[Saved data entries]
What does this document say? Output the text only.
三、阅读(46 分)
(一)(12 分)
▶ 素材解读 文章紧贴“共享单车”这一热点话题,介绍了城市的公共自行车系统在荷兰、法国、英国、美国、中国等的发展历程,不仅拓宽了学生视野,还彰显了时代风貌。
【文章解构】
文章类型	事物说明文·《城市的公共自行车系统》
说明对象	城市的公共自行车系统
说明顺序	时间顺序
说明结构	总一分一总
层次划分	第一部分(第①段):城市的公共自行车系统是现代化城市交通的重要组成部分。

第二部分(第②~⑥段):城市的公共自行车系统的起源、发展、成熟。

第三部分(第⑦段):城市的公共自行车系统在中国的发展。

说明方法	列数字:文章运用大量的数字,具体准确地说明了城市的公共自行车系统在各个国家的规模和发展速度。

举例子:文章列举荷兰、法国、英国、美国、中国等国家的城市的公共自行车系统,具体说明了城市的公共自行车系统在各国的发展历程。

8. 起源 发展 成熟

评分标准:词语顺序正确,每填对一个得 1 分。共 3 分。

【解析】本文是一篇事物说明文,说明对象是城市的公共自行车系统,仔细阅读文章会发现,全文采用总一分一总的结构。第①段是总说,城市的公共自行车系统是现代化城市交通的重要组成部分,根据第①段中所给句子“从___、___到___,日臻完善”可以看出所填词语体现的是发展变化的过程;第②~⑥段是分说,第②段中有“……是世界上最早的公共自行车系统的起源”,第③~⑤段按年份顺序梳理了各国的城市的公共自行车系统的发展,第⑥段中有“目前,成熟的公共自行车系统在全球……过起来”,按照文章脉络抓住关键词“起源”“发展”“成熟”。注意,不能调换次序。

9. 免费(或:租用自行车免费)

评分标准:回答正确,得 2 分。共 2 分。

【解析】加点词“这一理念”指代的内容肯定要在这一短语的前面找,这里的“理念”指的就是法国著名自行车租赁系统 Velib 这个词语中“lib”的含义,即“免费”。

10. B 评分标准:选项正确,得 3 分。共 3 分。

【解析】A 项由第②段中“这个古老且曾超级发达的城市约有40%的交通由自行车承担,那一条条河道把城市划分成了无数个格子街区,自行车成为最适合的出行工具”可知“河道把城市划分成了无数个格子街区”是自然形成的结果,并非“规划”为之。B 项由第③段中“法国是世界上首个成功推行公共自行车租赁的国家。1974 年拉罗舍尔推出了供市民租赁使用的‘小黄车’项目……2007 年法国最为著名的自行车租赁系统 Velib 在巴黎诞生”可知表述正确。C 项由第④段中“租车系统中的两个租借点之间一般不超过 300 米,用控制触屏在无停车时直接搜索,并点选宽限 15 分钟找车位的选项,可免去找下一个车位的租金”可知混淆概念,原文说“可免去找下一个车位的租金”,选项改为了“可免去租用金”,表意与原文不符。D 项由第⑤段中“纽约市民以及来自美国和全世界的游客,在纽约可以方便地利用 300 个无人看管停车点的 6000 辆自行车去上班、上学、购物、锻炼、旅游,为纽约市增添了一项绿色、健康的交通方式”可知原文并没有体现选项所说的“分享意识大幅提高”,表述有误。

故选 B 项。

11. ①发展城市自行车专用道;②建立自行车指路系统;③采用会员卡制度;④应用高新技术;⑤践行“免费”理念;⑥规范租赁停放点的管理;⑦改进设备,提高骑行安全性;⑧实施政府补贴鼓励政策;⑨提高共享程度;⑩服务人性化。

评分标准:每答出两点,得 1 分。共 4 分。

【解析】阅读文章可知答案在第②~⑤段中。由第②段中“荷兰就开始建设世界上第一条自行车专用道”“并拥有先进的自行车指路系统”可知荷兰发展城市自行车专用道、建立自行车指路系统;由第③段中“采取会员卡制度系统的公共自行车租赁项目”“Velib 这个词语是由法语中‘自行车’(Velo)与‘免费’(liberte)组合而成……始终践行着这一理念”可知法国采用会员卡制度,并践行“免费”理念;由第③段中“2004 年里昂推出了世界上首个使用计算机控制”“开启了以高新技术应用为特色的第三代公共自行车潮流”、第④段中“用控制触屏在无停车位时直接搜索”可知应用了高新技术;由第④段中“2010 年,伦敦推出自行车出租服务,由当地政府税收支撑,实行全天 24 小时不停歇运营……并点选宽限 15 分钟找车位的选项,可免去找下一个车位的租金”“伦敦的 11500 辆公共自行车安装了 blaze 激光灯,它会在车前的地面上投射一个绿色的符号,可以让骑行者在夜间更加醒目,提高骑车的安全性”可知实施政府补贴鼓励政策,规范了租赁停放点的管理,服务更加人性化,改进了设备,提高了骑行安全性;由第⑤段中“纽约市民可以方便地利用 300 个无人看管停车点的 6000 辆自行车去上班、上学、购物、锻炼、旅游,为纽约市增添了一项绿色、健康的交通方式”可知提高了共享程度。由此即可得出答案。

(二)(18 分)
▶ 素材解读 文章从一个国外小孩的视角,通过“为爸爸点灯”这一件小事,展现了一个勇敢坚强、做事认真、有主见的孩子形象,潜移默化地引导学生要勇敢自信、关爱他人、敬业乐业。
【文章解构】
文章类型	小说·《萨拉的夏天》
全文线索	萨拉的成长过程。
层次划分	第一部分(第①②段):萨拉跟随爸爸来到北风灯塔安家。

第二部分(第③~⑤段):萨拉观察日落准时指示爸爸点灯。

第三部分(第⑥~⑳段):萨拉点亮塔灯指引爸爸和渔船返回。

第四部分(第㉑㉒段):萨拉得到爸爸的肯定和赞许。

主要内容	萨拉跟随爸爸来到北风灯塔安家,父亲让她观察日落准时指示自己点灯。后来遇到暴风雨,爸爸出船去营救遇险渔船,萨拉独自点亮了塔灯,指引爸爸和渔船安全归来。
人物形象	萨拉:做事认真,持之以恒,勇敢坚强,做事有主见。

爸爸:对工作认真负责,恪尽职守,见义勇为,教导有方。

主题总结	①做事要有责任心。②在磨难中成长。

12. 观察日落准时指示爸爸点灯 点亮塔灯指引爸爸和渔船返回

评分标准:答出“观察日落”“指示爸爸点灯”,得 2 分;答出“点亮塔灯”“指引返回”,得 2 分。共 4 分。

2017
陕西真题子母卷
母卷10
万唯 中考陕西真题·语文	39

> **Set task**
Copy each line holding the word "第二部分" from the listing above.

> **Written response**
第二部分(第②~⑥段):城市的公共自行车系统的起源、发展、成熟。
第二部分(第③~⑤段):萨拉观察日落准时指示爸爸点灯。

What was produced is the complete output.